[Data listing]
■ ■ ■

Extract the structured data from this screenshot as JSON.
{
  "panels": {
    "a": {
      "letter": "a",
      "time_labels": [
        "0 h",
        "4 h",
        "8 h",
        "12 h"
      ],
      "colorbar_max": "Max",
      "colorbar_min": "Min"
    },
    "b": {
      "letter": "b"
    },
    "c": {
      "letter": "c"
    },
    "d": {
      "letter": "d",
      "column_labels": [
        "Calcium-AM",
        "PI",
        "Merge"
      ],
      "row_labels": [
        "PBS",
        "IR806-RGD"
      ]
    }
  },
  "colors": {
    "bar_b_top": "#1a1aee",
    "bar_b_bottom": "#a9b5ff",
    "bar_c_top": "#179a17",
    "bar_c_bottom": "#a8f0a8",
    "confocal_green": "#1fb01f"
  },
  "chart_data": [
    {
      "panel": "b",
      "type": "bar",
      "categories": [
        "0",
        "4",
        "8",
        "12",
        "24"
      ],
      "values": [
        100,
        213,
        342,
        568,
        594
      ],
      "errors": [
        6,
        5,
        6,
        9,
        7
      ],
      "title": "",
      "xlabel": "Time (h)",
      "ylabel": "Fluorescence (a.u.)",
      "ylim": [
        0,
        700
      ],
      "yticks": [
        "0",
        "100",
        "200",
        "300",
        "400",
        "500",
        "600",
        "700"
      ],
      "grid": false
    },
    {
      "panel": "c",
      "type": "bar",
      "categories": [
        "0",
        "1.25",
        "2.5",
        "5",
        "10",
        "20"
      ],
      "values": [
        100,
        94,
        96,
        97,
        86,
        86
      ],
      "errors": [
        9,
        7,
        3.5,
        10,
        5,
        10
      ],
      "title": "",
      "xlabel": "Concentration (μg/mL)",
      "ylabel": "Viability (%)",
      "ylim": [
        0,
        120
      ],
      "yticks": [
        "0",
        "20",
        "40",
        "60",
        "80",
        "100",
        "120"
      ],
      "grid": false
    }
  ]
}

■ ■ ■

What the task asks
Give the number of lines in the entries that hold the word "xlabel", and nothing else.

The output
2